• _Exercise aim_: Copy each line that has the string "hitch" somewhere in it.

━━━━━ Materials provided ━━━━━

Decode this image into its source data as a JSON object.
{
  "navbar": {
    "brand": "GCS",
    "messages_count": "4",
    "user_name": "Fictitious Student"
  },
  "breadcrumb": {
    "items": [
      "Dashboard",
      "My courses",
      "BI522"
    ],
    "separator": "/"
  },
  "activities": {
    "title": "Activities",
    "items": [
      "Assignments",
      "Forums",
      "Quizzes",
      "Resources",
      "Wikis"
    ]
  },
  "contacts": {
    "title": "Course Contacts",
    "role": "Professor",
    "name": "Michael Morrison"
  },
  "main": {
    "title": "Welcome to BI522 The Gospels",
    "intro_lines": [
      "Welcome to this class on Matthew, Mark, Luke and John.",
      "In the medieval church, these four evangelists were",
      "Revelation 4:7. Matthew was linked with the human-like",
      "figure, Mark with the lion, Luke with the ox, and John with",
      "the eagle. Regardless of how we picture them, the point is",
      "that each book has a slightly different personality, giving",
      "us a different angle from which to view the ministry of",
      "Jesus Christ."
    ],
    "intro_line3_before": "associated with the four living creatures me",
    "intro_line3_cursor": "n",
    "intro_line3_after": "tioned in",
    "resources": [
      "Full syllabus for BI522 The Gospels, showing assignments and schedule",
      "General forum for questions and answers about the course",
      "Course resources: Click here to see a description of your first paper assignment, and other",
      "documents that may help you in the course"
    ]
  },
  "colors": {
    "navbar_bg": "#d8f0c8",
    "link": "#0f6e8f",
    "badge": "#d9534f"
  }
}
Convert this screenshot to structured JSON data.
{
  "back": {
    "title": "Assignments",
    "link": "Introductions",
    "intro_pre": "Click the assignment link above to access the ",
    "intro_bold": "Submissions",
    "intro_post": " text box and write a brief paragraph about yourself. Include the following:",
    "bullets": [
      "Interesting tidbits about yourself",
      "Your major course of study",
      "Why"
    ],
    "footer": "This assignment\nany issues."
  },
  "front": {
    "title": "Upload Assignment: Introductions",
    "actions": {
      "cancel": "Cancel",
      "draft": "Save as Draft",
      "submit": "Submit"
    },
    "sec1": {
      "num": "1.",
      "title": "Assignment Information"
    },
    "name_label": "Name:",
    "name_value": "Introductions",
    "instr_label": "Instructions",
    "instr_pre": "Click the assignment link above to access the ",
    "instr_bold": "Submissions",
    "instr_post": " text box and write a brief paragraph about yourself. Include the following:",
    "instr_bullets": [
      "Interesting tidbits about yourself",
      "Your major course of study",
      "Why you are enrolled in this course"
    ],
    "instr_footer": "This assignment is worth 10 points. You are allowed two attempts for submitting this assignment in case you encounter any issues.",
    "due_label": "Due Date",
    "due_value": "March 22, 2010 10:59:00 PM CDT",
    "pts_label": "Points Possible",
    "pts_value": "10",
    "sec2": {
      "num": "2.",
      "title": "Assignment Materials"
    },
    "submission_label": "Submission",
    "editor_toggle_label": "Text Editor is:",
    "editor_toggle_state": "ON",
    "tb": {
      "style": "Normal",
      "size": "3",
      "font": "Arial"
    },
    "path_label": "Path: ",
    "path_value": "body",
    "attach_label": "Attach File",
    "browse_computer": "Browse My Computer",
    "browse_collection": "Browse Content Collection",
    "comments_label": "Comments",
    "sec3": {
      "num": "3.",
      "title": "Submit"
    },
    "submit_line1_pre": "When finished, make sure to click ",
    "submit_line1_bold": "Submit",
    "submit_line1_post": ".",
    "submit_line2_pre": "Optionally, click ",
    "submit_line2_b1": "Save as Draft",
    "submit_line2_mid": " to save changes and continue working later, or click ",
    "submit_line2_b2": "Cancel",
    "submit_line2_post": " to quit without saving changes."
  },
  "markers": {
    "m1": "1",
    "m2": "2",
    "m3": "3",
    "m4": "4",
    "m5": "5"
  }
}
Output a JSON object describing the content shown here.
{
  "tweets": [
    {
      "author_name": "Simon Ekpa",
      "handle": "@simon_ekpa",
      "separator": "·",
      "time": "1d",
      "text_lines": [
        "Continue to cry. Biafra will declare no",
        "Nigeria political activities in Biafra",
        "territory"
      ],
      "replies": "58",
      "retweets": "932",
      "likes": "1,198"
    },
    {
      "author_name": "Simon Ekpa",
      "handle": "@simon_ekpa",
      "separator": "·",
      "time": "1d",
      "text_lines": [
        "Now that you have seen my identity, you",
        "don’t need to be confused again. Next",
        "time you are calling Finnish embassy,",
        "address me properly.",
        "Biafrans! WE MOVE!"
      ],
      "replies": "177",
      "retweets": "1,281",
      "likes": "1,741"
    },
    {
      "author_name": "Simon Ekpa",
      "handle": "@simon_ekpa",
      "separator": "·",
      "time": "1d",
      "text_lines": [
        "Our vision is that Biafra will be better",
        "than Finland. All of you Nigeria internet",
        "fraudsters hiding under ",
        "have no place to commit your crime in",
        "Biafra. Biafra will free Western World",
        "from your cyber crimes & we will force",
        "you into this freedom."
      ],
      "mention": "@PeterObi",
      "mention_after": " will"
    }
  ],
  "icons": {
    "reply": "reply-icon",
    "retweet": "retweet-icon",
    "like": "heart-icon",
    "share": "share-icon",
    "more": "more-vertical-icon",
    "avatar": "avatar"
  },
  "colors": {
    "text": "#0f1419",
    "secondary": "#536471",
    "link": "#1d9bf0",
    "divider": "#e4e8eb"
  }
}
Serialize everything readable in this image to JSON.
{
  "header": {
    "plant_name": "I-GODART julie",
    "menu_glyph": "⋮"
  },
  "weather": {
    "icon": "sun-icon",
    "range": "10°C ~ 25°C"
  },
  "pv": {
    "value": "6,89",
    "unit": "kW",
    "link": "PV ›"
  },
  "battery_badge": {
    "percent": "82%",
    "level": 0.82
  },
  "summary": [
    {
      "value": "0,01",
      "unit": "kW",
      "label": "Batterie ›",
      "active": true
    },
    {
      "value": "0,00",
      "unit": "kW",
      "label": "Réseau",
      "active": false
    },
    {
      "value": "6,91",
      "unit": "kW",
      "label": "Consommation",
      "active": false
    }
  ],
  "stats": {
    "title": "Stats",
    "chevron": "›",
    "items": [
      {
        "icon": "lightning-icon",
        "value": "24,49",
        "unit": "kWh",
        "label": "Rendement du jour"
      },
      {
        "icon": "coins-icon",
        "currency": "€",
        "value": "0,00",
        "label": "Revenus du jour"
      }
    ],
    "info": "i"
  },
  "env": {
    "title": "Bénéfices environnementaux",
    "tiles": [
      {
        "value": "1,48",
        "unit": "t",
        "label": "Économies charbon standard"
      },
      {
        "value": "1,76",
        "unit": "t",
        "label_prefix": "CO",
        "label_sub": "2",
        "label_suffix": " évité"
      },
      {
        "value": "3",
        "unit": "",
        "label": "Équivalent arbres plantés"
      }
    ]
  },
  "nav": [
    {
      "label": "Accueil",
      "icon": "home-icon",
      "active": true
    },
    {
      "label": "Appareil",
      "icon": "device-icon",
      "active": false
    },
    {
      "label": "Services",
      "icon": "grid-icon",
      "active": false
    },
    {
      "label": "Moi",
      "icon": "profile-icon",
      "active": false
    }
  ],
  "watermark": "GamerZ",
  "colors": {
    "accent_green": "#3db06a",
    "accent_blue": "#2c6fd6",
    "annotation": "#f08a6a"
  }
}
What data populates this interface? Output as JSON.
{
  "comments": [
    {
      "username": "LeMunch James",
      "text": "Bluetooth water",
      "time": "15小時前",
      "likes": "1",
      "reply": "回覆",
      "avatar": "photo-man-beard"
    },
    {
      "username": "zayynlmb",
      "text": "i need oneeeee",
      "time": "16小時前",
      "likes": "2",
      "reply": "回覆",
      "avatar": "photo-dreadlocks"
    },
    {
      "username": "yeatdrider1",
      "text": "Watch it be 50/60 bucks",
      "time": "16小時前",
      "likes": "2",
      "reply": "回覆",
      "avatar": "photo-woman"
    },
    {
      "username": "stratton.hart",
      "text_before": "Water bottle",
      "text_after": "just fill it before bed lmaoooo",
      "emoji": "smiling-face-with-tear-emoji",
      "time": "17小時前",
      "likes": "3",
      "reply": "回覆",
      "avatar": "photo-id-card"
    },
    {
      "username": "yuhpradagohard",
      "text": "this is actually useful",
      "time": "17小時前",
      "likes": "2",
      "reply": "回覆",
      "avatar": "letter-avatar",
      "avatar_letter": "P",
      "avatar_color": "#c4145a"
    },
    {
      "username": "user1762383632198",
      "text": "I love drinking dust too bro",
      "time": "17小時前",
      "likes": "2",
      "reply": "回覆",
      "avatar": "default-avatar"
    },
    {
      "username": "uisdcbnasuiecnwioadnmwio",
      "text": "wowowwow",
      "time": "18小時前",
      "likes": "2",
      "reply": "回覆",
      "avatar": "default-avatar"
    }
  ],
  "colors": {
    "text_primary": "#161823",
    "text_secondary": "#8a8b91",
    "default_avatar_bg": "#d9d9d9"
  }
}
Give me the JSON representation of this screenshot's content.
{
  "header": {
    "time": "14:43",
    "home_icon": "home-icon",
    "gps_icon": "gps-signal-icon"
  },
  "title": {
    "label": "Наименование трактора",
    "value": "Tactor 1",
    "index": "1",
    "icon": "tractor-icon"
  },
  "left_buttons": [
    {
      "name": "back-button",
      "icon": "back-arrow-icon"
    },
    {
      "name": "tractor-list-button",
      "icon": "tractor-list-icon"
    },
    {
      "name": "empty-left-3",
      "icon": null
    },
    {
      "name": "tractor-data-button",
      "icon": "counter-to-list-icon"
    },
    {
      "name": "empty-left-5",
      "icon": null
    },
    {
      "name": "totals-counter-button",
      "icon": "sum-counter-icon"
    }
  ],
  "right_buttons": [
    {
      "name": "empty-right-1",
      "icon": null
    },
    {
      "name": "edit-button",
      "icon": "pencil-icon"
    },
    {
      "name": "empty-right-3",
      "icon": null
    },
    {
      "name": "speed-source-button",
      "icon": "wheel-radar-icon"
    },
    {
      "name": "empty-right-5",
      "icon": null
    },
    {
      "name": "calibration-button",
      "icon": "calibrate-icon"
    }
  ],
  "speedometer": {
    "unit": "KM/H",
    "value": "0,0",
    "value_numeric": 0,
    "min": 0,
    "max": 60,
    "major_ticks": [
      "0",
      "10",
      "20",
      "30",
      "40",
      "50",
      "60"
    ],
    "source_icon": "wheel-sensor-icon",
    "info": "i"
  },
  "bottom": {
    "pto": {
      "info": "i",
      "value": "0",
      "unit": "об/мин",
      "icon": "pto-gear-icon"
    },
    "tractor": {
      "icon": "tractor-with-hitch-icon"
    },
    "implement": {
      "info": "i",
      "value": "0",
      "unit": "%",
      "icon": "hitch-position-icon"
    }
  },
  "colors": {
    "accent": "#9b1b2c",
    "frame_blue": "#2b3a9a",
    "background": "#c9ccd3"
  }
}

━━━━━

• _Task response_:
      "icon": "tractor-with-hitch-icon"
      "icon": "hitch-position-icon"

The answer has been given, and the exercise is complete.